▶ **Task to carry out**
Your answer should be every line with the word "Quality", copied from the data below.

▶ **Supplied material**
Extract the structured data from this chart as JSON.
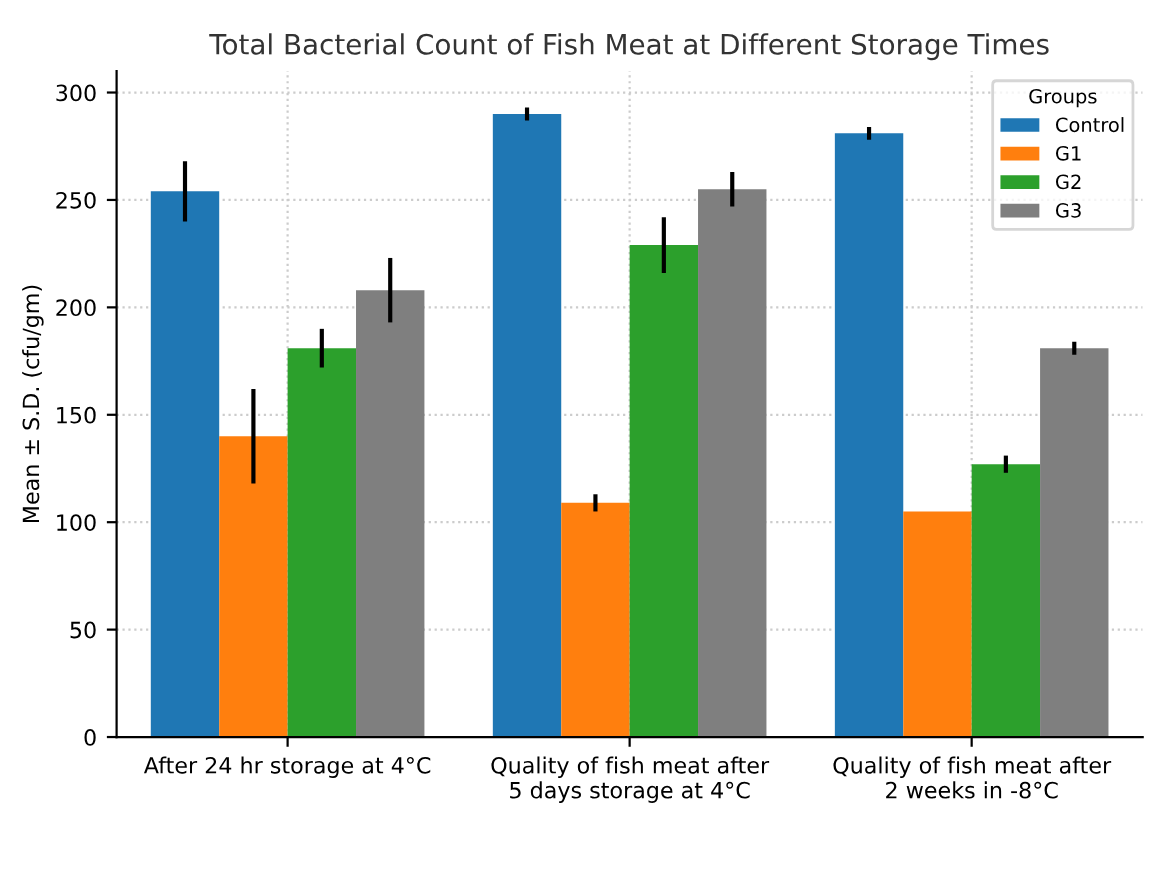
{
  "chart_data": {
    "type": "bar",
    "title": "Total Bacterial Count of Fish Meat at Different Storage Times",
    "ylabel": "Mean ± S.D. (cfu/gm)",
    "legend_title": "Groups",
    "categories": [
      "After 24 hr storage at 4°C",
      "Quality of fish meat after 5 days storage at 4°C",
      "Quality of fish meat after 2 weeks in -8°C"
    ],
    "series": [
      {
        "name": "Control",
        "color": "#1f77b4",
        "values": [
          254,
          290,
          281
        ],
        "errors": [
          14,
          3,
          3
        ]
      },
      {
        "name": "G1",
        "color": "#ff7f0e",
        "values": [
          140,
          109,
          105
        ],
        "errors": [
          22,
          4,
          null
        ]
      },
      {
        "name": "G2",
        "color": "#2ca02c",
        "values": [
          181,
          229,
          127
        ],
        "errors": [
          9,
          13,
          4
        ]
      },
      {
        "name": "G3",
        "color": "#7f7f7f",
        "values": [
          208,
          255,
          181
        ],
        "errors": [
          15,
          8,
          3
        ]
      }
    ],
    "ylim": [
      0,
      310
    ],
    "yticks": [
      0,
      50,
      100,
      150,
      200,
      250,
      300
    ],
    "grid": true,
    "legend": "top right"
  }
}
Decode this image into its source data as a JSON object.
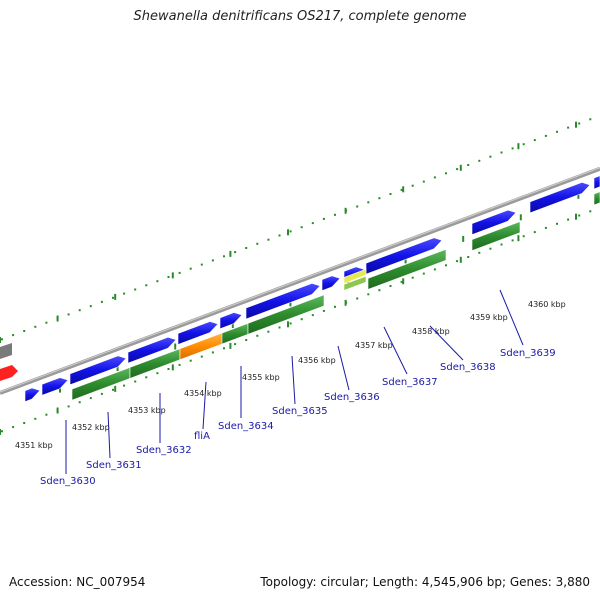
{
  "title": "Shewanella denitrificans OS217, complete genome",
  "footer": {
    "accession": "Accession: NC_007954",
    "summary": "Topology: circular; Length: 4,545,906 bp; Genes: 3,880"
  },
  "kbp_labels": [
    "4351 kbp",
    "4352 kbp",
    "4353 kbp",
    "4354 kbp",
    "4355 kbp",
    "4356 kbp",
    "4357 kbp",
    "4358 kbp",
    "4359 kbp",
    "4360 kbp"
  ],
  "gene_labels": [
    "Sden_3630",
    "Sden_3631",
    "Sden_3632",
    "fliA",
    "Sden_3634",
    "Sden_3635",
    "Sden_3636",
    "Sden_3637",
    "Sden_3638",
    "Sden_3639"
  ],
  "colors": {
    "forward": "#1010e0",
    "reverse": "#2e8b2e",
    "highlight": "#ff8c00",
    "rna": "#c8d850",
    "backbone": "#888888",
    "tick": "#2a8a2a",
    "label": "#1a1aa8"
  }
}
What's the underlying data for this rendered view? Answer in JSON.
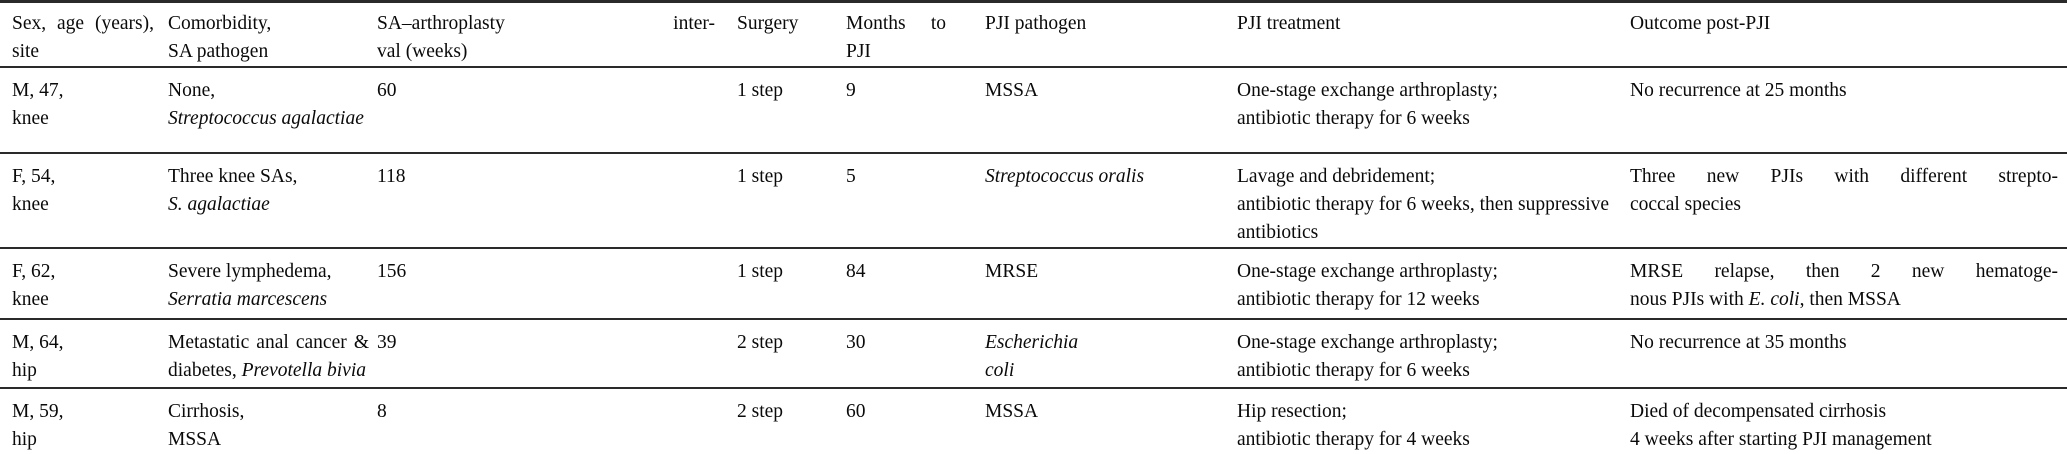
{
  "colors": {
    "background": "#ffffff",
    "text": "#0a0a0a",
    "rule": "#2a2a2a"
  },
  "table": {
    "headers": [
      [
        {
          "j": true,
          "s": [
            {
              "t": "Sex, age (years),"
            }
          ]
        },
        {
          "s": [
            {
              "t": "site"
            }
          ]
        }
      ],
      [
        {
          "s": [
            {
              "t": "Comorbidity,"
            }
          ]
        },
        {
          "s": [
            {
              "t": "SA pathogen"
            }
          ]
        }
      ],
      [
        {
          "j": true,
          "s": [
            {
              "t": "SA–arthroplasty inter-"
            }
          ]
        },
        {
          "s": [
            {
              "t": "val (weeks)"
            }
          ]
        }
      ],
      [
        {
          "s": [
            {
              "t": "Surgery"
            }
          ]
        }
      ],
      [
        {
          "j": true,
          "s": [
            {
              "t": "Months to"
            }
          ]
        },
        {
          "s": [
            {
              "t": "PJI"
            }
          ]
        }
      ],
      [
        {
          "s": [
            {
              "t": "PJI pathogen"
            }
          ]
        }
      ],
      [
        {
          "s": [
            {
              "t": "PJI treatment"
            }
          ]
        }
      ],
      [
        {
          "s": [
            {
              "t": "Outcome post-PJI"
            }
          ]
        }
      ]
    ],
    "rows": [
      [
        [
          {
            "s": [
              {
                "t": "M, 47,"
              }
            ]
          },
          {
            "s": [
              {
                "t": "knee"
              }
            ]
          }
        ],
        [
          {
            "s": [
              {
                "t": "None,"
              }
            ]
          },
          {
            "s": [
              {
                "t": "Streptococcus agalactiae",
                "i": true
              }
            ]
          }
        ],
        [
          {
            "s": [
              {
                "t": "60"
              }
            ]
          }
        ],
        [
          {
            "s": [
              {
                "t": "1 step"
              }
            ]
          }
        ],
        [
          {
            "s": [
              {
                "t": "9"
              }
            ]
          }
        ],
        [
          {
            "s": [
              {
                "t": "MSSA"
              }
            ]
          }
        ],
        [
          {
            "s": [
              {
                "t": "One-stage exchange arthroplasty;"
              }
            ]
          },
          {
            "s": [
              {
                "t": "antibiotic therapy for 6 weeks"
              }
            ]
          }
        ],
        [
          {
            "s": [
              {
                "t": "No recurrence at 25 months"
              }
            ]
          }
        ]
      ],
      [
        [
          {
            "s": [
              {
                "t": "F, 54,"
              }
            ]
          },
          {
            "s": [
              {
                "t": "knee"
              }
            ]
          }
        ],
        [
          {
            "s": [
              {
                "t": "Three knee SAs,"
              }
            ]
          },
          {
            "s": [
              {
                "t": "S. agalactiae",
                "i": true
              }
            ]
          }
        ],
        [
          {
            "s": [
              {
                "t": "118"
              }
            ]
          }
        ],
        [
          {
            "s": [
              {
                "t": "1 step"
              }
            ]
          }
        ],
        [
          {
            "s": [
              {
                "t": "5"
              }
            ]
          }
        ],
        [
          {
            "s": [
              {
                "t": "Streptococcus oralis",
                "i": true
              }
            ]
          }
        ],
        [
          {
            "s": [
              {
                "t": "Lavage and debridement;"
              }
            ]
          },
          {
            "s": [
              {
                "t": "antibiotic therapy for 6 weeks, then suppressive"
              }
            ]
          },
          {
            "s": [
              {
                "t": "antibiotics"
              }
            ]
          }
        ],
        [
          {
            "j": true,
            "s": [
              {
                "t": "Three new PJIs with different strepto-"
              }
            ]
          },
          {
            "s": [
              {
                "t": "coccal species"
              }
            ]
          }
        ]
      ],
      [
        [
          {
            "s": [
              {
                "t": "F, 62,"
              }
            ]
          },
          {
            "s": [
              {
                "t": "knee"
              }
            ]
          }
        ],
        [
          {
            "s": [
              {
                "t": "Severe lymphedema,"
              }
            ]
          },
          {
            "s": [
              {
                "t": "Serratia marcescens",
                "i": true
              }
            ]
          }
        ],
        [
          {
            "s": [
              {
                "t": "156"
              }
            ]
          }
        ],
        [
          {
            "s": [
              {
                "t": "1 step"
              }
            ]
          }
        ],
        [
          {
            "s": [
              {
                "t": "84"
              }
            ]
          }
        ],
        [
          {
            "s": [
              {
                "t": "MRSE"
              }
            ]
          }
        ],
        [
          {
            "s": [
              {
                "t": "One-stage exchange arthroplasty;"
              }
            ]
          },
          {
            "s": [
              {
                "t": "antibiotic therapy for 12 weeks"
              }
            ]
          }
        ],
        [
          {
            "j": true,
            "s": [
              {
                "t": "MRSE relapse, then 2 new hematoge-"
              }
            ]
          },
          {
            "s": [
              {
                "t": "nous PJIs with "
              },
              {
                "t": "E. coli",
                "i": true
              },
              {
                "t": ", then MSSA"
              }
            ]
          }
        ]
      ],
      [
        [
          {
            "s": [
              {
                "t": "M, 64,"
              }
            ]
          },
          {
            "s": [
              {
                "t": "hip"
              }
            ]
          }
        ],
        [
          {
            "j": true,
            "s": [
              {
                "t": "Metastatic anal cancer &"
              }
            ]
          },
          {
            "s": [
              {
                "t": "diabetes, "
              },
              {
                "t": "Prevotella bivia",
                "i": true
              }
            ]
          }
        ],
        [
          {
            "s": [
              {
                "t": "39"
              }
            ]
          }
        ],
        [
          {
            "s": [
              {
                "t": "2 step"
              }
            ]
          }
        ],
        [
          {
            "s": [
              {
                "t": "30"
              }
            ]
          }
        ],
        [
          {
            "s": [
              {
                "t": "Escherichia",
                "i": true
              }
            ]
          },
          {
            "s": [
              {
                "t": "coli",
                "i": true
              }
            ]
          }
        ],
        [
          {
            "s": [
              {
                "t": "One-stage exchange arthroplasty;"
              }
            ]
          },
          {
            "s": [
              {
                "t": "antibiotic therapy for 6 weeks"
              }
            ]
          }
        ],
        [
          {
            "s": [
              {
                "t": "No recurrence at 35 months"
              }
            ]
          }
        ]
      ],
      [
        [
          {
            "s": [
              {
                "t": "M, 59,"
              }
            ]
          },
          {
            "s": [
              {
                "t": "hip"
              }
            ]
          }
        ],
        [
          {
            "s": [
              {
                "t": "Cirrhosis,"
              }
            ]
          },
          {
            "s": [
              {
                "t": "MSSA"
              }
            ]
          }
        ],
        [
          {
            "s": [
              {
                "t": "8"
              }
            ]
          }
        ],
        [
          {
            "s": [
              {
                "t": "2 step"
              }
            ]
          }
        ],
        [
          {
            "s": [
              {
                "t": "60"
              }
            ]
          }
        ],
        [
          {
            "s": [
              {
                "t": "MSSA"
              }
            ]
          }
        ],
        [
          {
            "s": [
              {
                "t": "Hip resection;"
              }
            ]
          },
          {
            "s": [
              {
                "t": "antibiotic therapy for 4 weeks"
              }
            ]
          }
        ],
        [
          {
            "s": [
              {
                "t": "Died of decompensated cirrhosis"
              }
            ]
          },
          {
            "s": [
              {
                "t": "4 weeks after starting PJI management"
              }
            ]
          }
        ]
      ]
    ]
  }
}
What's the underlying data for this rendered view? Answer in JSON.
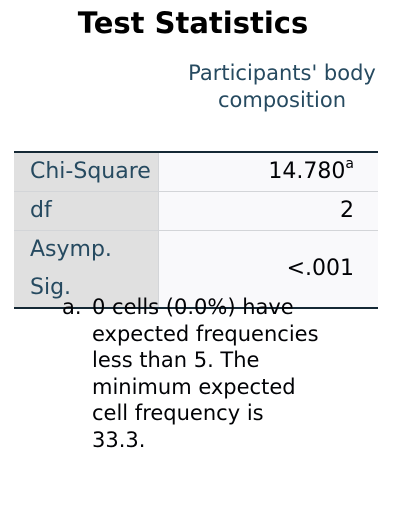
{
  "title": "Test Statistics",
  "column_header": "Participants' body composition",
  "rows": [
    {
      "label": "Chi-Square",
      "value": "14.780",
      "footnote_mark": "a"
    },
    {
      "label": "df",
      "value": "2"
    },
    {
      "label": "Asymp. Sig.",
      "value": "<.001"
    }
  ],
  "footnote": {
    "letter": "a.",
    "text": "0 cells (0.0%) have expected frequencies less than 5. The minimum expected cell frequency is 33.3."
  }
}
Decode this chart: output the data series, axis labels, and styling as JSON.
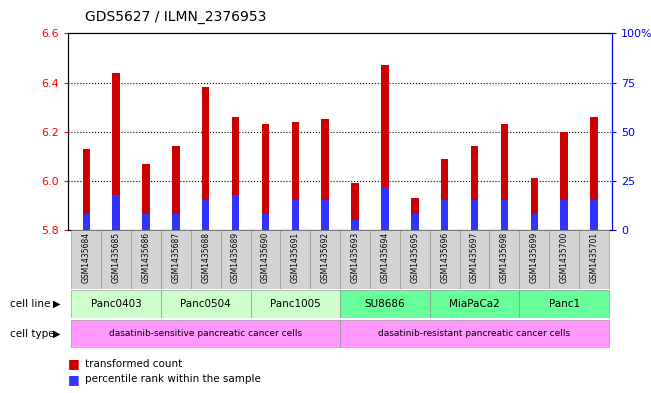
{
  "title": "GDS5627 / ILMN_2376953",
  "samples": [
    "GSM1435684",
    "GSM1435685",
    "GSM1435686",
    "GSM1435687",
    "GSM1435688",
    "GSM1435689",
    "GSM1435690",
    "GSM1435691",
    "GSM1435692",
    "GSM1435693",
    "GSM1435694",
    "GSM1435695",
    "GSM1435696",
    "GSM1435697",
    "GSM1435698",
    "GSM1435699",
    "GSM1435700",
    "GSM1435701"
  ],
  "red_values": [
    6.13,
    6.44,
    6.07,
    6.14,
    6.38,
    6.26,
    6.23,
    6.24,
    6.25,
    5.99,
    6.47,
    5.93,
    6.09,
    6.14,
    6.23,
    6.01,
    6.2,
    6.26
  ],
  "blue_percentiles": [
    8,
    18,
    8,
    8,
    15,
    18,
    8,
    15,
    15,
    5,
    22,
    8,
    15,
    15,
    15,
    8,
    15,
    15
  ],
  "baseline": 5.8,
  "ylim_left": [
    5.8,
    6.6
  ],
  "ylim_right": [
    0,
    100
  ],
  "yticks_left": [
    5.8,
    6.0,
    6.2,
    6.4,
    6.6
  ],
  "yticks_right": [
    0,
    25,
    50,
    75,
    100
  ],
  "ytick_labels_right": [
    "0",
    "25",
    "50",
    "75",
    "100%"
  ],
  "cell_lines": [
    {
      "label": "Panc0403",
      "start": 0,
      "end": 2
    },
    {
      "label": "Panc0504",
      "start": 3,
      "end": 5
    },
    {
      "label": "Panc1005",
      "start": 6,
      "end": 8
    },
    {
      "label": "SU8686",
      "start": 9,
      "end": 11
    },
    {
      "label": "MiaPaCa2",
      "start": 12,
      "end": 14
    },
    {
      "label": "Panc1",
      "start": 15,
      "end": 17
    }
  ],
  "cell_types": [
    {
      "label": "dasatinib-sensitive pancreatic cancer cells",
      "start": 0,
      "end": 8
    },
    {
      "label": "dasatinib-resistant pancreatic cancer cells",
      "start": 9,
      "end": 17
    }
  ],
  "cell_line_colors_sensitive": "#ccffcc",
  "cell_line_color_resistant": "#66ff99",
  "cell_type_color": "#ff99ff",
  "bar_width": 0.25,
  "red_color": "#cc0000",
  "blue_color": "#3333ff"
}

▶ **The completed task**
      "Quality of fish meat after 5 days storage at 4°C",
      "Quality of fish meat after 2 weeks in -8°C"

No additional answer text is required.